[Records from a collection]
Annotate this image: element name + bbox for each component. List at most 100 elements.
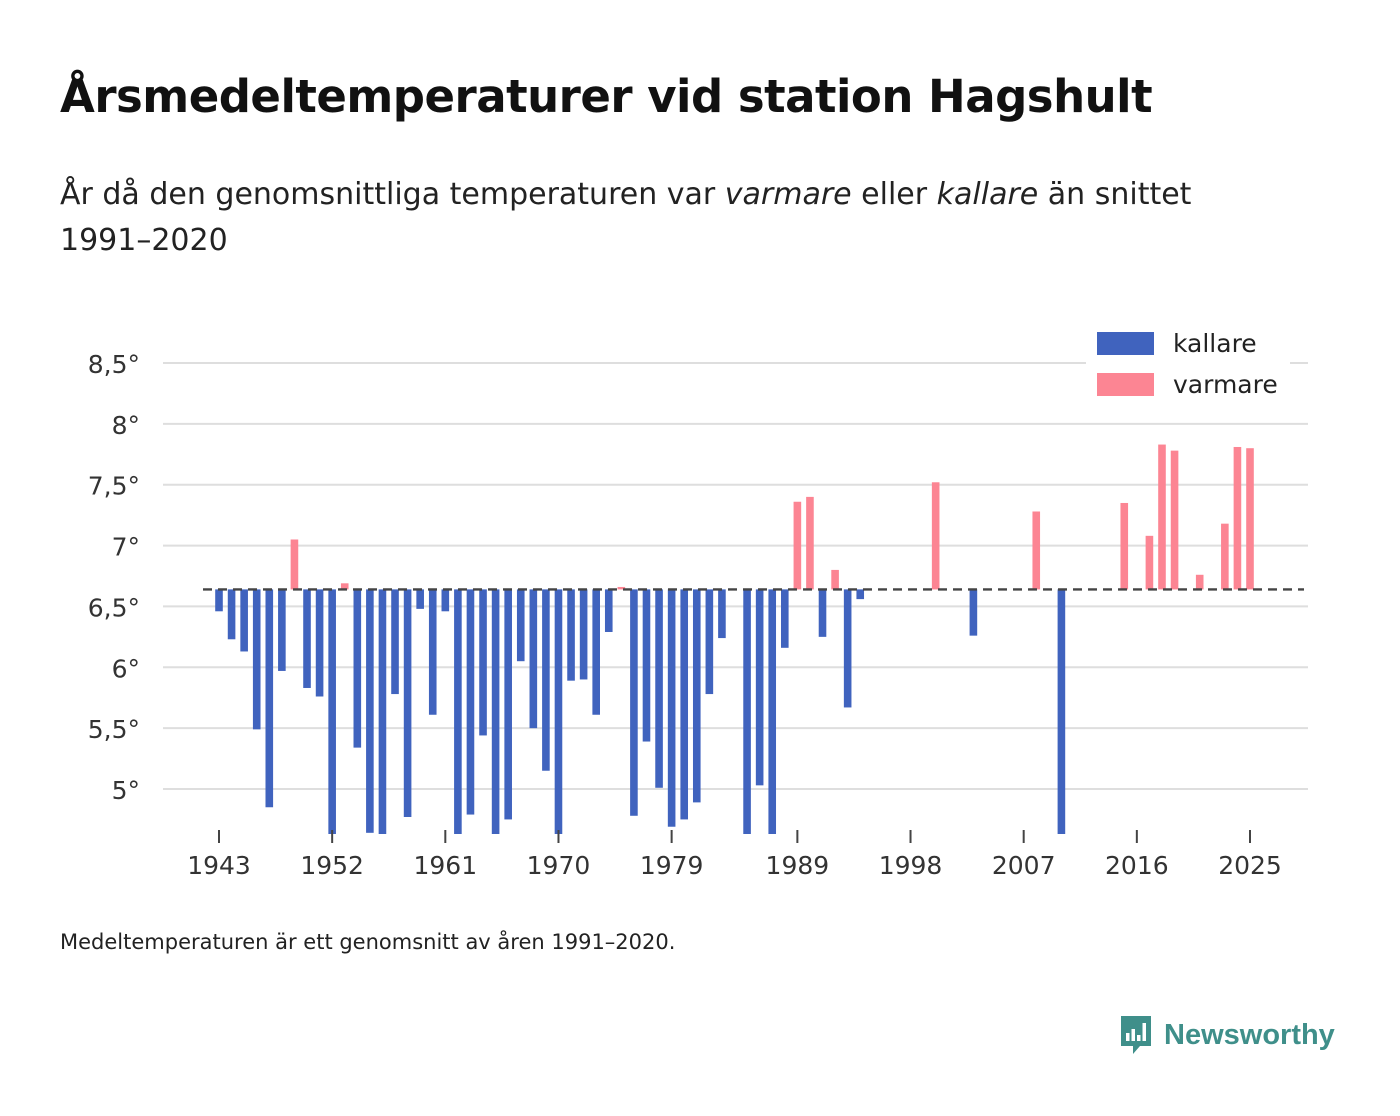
bar-kallare [604, 589, 613, 632]
bar-varmare [831, 569, 839, 590]
x-tick-label: 1989 [766, 851, 830, 880]
bar-kallare [353, 589, 362, 748]
bar-kallare [454, 589, 462, 834]
bar-varmare [806, 496, 814, 590]
bar-kallare [768, 589, 777, 834]
temperature-bar-chart: 5° 5,5° 6° 6,5° 7° 7,5° 8° 8,5° 1943 1952 1961 1970… [87, 326, 1308, 880]
bar-kallare [969, 589, 978, 636]
y-tick-label: 5° [112, 776, 140, 805]
brand-logo: Newsworthy [1118, 1012, 1335, 1058]
bar-varmare [617, 586, 626, 590]
bar-kallare [856, 589, 865, 600]
legend-swatch-varmare [1097, 373, 1154, 396]
bar-kallare [391, 589, 399, 695]
bar-varmare [1145, 535, 1154, 590]
bar-kallare [718, 589, 726, 639]
bar-kallare [780, 589, 789, 648]
y-tick-label: 6,5° [88, 593, 140, 622]
subtitle-text-1: År då den genomsnittliga temperaturen va… [60, 177, 725, 212]
bar-kallare [529, 589, 538, 729]
bar-kallare [378, 589, 387, 834]
x-tick-label: 1943 [187, 851, 251, 880]
bar-kallare [692, 589, 701, 803]
bar-varmare [793, 501, 802, 590]
bar-kallare [278, 589, 286, 671]
x-tick-label: 2025 [1218, 851, 1282, 880]
bar-kallare [215, 589, 223, 612]
bar-kallare [579, 589, 588, 680]
bar-kallare [630, 589, 638, 816]
bar-kallare [416, 589, 424, 609]
legend-swatch-kallare [1097, 332, 1154, 355]
bar-kallare [567, 589, 575, 681]
bar-varmare [1032, 511, 1041, 590]
subtitle-warm-word: varmare [724, 177, 852, 212]
newsworthy-logo-icon [1121, 1016, 1151, 1054]
bar-kallare [479, 589, 487, 736]
bar-kallare [504, 589, 512, 820]
bar-kallare [843, 589, 852, 708]
bar-kallare [428, 589, 437, 715]
bar-varmare [290, 539, 299, 590]
bar-kallare [592, 589, 600, 715]
x-tick-label: 1961 [414, 851, 478, 880]
bars [215, 444, 1254, 834]
bar-kallare [491, 589, 500, 834]
subtitle-text-3: än snittet 1991–2020 [60, 177, 1192, 258]
bar-kallare [705, 589, 714, 695]
y-tick-label: 8,5° [88, 350, 140, 379]
brand-name: Newsworthy [1164, 1018, 1335, 1051]
chart-title: Årsmedeltemperaturer vid station Hagshul… [60, 70, 1153, 123]
bar-kallare [303, 589, 311, 688]
bar-kallare [755, 589, 764, 786]
bar-kallare [466, 589, 475, 815]
bar-varmare [340, 583, 349, 590]
axes: 5° 5,5° 6° 6,5° 7° 7,5° 8° 8,5° 1943 1952 1961 1970… [88, 350, 1282, 880]
bar-varmare [1120, 502, 1129, 590]
x-tick-label: 1979 [640, 851, 704, 880]
bar-kallare [315, 589, 324, 697]
bar-varmare [1221, 523, 1229, 590]
bar-kallare [680, 589, 689, 820]
bar-kallare [366, 589, 374, 833]
bar-kallare [252, 589, 261, 730]
bar-kallare [1057, 589, 1066, 834]
footnote: Medeltemperaturen är ett genomsnitt av å… [60, 930, 676, 954]
legend-label-varmare: varmare [1173, 370, 1278, 399]
chart-subtitle: År då den genomsnittliga temperaturen va… [60, 172, 1280, 264]
legend: kallare varmare [1086, 326, 1290, 408]
bar-kallare [516, 589, 525, 662]
x-tick-label: 1952 [300, 851, 364, 880]
x-tick-label: 1970 [527, 851, 591, 880]
bar-kallare [743, 589, 751, 834]
bar-varmare [1233, 446, 1242, 590]
y-tick-label: 5,5° [88, 715, 140, 744]
x-tick-label: 1998 [879, 851, 943, 880]
bar-kallare [642, 589, 651, 742]
bar-kallare [265, 589, 274, 808]
bar-kallare [818, 589, 827, 637]
x-tick-label: 2007 [992, 851, 1056, 880]
y-tick-label: 8° [112, 411, 140, 440]
bar-kallare [441, 589, 450, 612]
y-tick-label: 6° [112, 654, 140, 683]
bar-kallare [227, 589, 236, 640]
y-tick-label: 7,5° [88, 472, 140, 501]
bar-kallare [542, 589, 550, 771]
bar-varmare [1170, 450, 1179, 590]
bar-kallare [667, 589, 676, 827]
bar-kallare [328, 589, 336, 834]
y-tick-label: 7° [112, 533, 140, 562]
subtitle-text-2: eller [851, 177, 937, 212]
bar-varmare [1246, 448, 1254, 590]
x-tick-label: 2016 [1105, 851, 1169, 880]
bar-kallare [554, 589, 563, 834]
bar-varmare [1158, 444, 1166, 590]
bar-varmare [931, 482, 940, 590]
subtitle-cold-word: kallare [936, 177, 1039, 212]
legend-label-kallare: kallare [1173, 329, 1257, 358]
bar-kallare [403, 589, 412, 817]
bar-kallare [240, 589, 248, 652]
bar-kallare [655, 589, 663, 788]
bar-varmare [1195, 574, 1204, 590]
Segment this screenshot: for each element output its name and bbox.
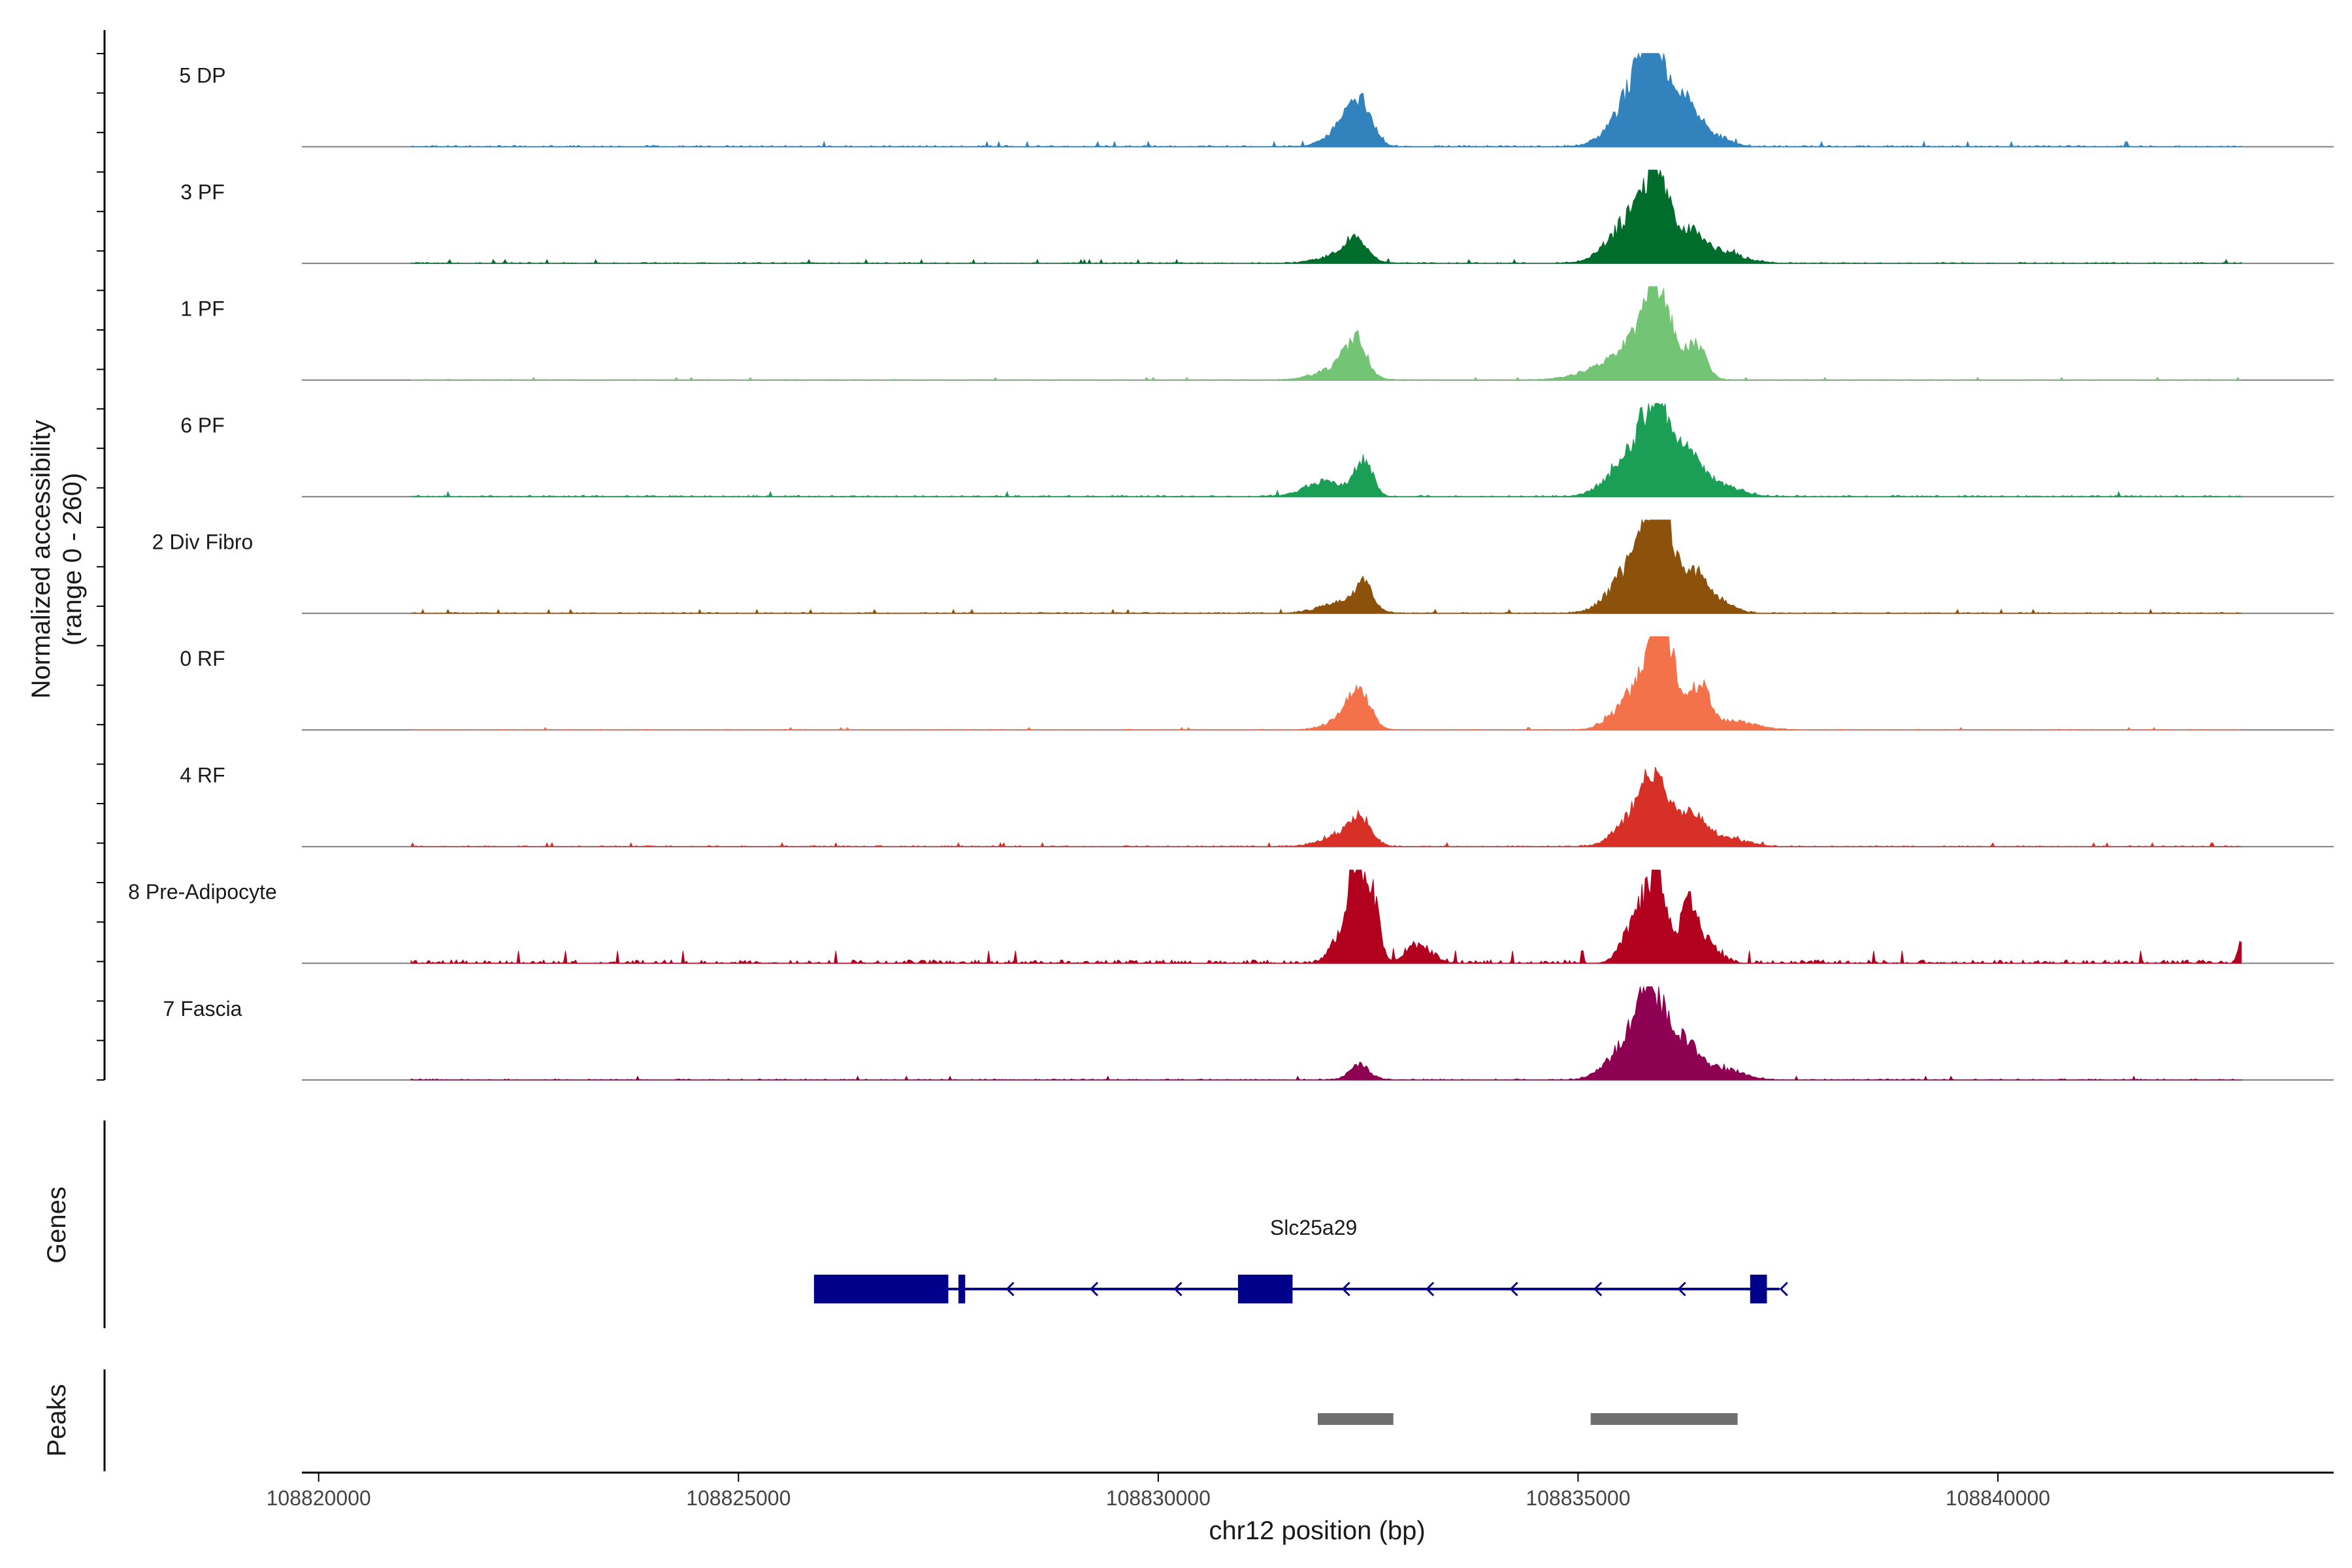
strand-arrow: [1677, 1281, 1686, 1297]
track-6-pf: 6 PF: [180, 402, 2334, 498]
x-tick-label: 108830000: [1106, 1486, 1211, 1510]
gene-exon: [1750, 1275, 1767, 1303]
gene-exon: [958, 1275, 966, 1303]
strand-arrow: [1341, 1281, 1350, 1297]
strand-arrow: [1593, 1281, 1603, 1297]
strand-arrow: [1509, 1281, 1518, 1297]
strand-arrow: [1779, 1281, 1788, 1297]
coverage-area: [410, 169, 2242, 265]
track-2-div-fibro: 2 Div Fibro: [152, 518, 2334, 614]
gene-track: Slc25a29: [813, 1216, 1788, 1303]
x-tick-label: 108825000: [686, 1486, 791, 1510]
track-3-pf: 3 PF: [180, 169, 2334, 265]
track-label: 0 RF: [180, 647, 225, 670]
coverage-area: [410, 286, 2242, 381]
track-label: 4 RF: [180, 764, 225, 787]
y-axis-title: Normalized accessibility: [27, 420, 56, 699]
coverage-area: [410, 986, 2242, 1081]
x-tick-label: 108835000: [1526, 1486, 1630, 1510]
peak-region: [1318, 1413, 1394, 1425]
track-label: 2 Div Fibro: [152, 531, 253, 554]
x-axis-title: chr12 position (bp): [1209, 1516, 1425, 1545]
coverage-area: [410, 636, 2242, 730]
track-label: 1 PF: [180, 297, 225, 321]
track-label: 6 PF: [180, 414, 225, 437]
track-0-rf: 0 RF: [180, 636, 2334, 731]
track-label: 5 DP: [179, 63, 225, 87]
coverage-tracks: 5 DP 3 PF 1 PF 6 PF 2 Div Fibro 0 RF 4 RF 8 Pre…: [128, 52, 2334, 1081]
x-axis-ticks: 108820000 108825000 108830000 108835000 1088…: [267, 1473, 2050, 1510]
y-axis-range: (range 0 - 260): [58, 473, 87, 646]
track-5-dp: 5 DP: [179, 52, 2334, 148]
track-7-fascia: 7 Fascia: [163, 986, 2334, 1081]
coverage-area: [410, 518, 2242, 614]
x-tick-label: 108840000: [1946, 1486, 2050, 1510]
track-1-pf: 1 PF: [180, 286, 2334, 381]
track-4-rf: 4 RF: [180, 764, 2334, 847]
genes-panel-title: Genes: [42, 1186, 71, 1264]
track-label: 3 PF: [180, 180, 225, 204]
gene-name-label: Slc25a29: [1270, 1216, 1357, 1239]
track-label: 8 Pre-Adipocyte: [128, 880, 277, 904]
peak-track: [1318, 1413, 1738, 1425]
coverage-area: [410, 766, 2242, 847]
track-label: 7 Fascia: [163, 997, 242, 1021]
peak-region: [1590, 1413, 1738, 1425]
coverage-area: [410, 870, 2242, 964]
strand-arrow: [1005, 1281, 1015, 1297]
gene-exon: [813, 1275, 949, 1303]
strand-arrow: [1089, 1281, 1099, 1297]
tracks-y-axis-ticks: [97, 53, 105, 1081]
strand-arrow: [1425, 1281, 1435, 1297]
gene-exon: [1237, 1275, 1293, 1303]
peaks-panel-title: Peaks: [42, 1384, 71, 1456]
coverage-area: [410, 52, 2242, 148]
coverage-area: [410, 402, 2243, 498]
x-tick-label: 108820000: [267, 1486, 371, 1510]
strand-arrow: [1173, 1281, 1183, 1297]
track-8-pre-adipocyte: 8 Pre-Adipocyte: [128, 870, 2334, 964]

• [Aim of the exercise]
Output the number of lines above holding the word "bbox", and nothing besides it.

• [Solution below]
2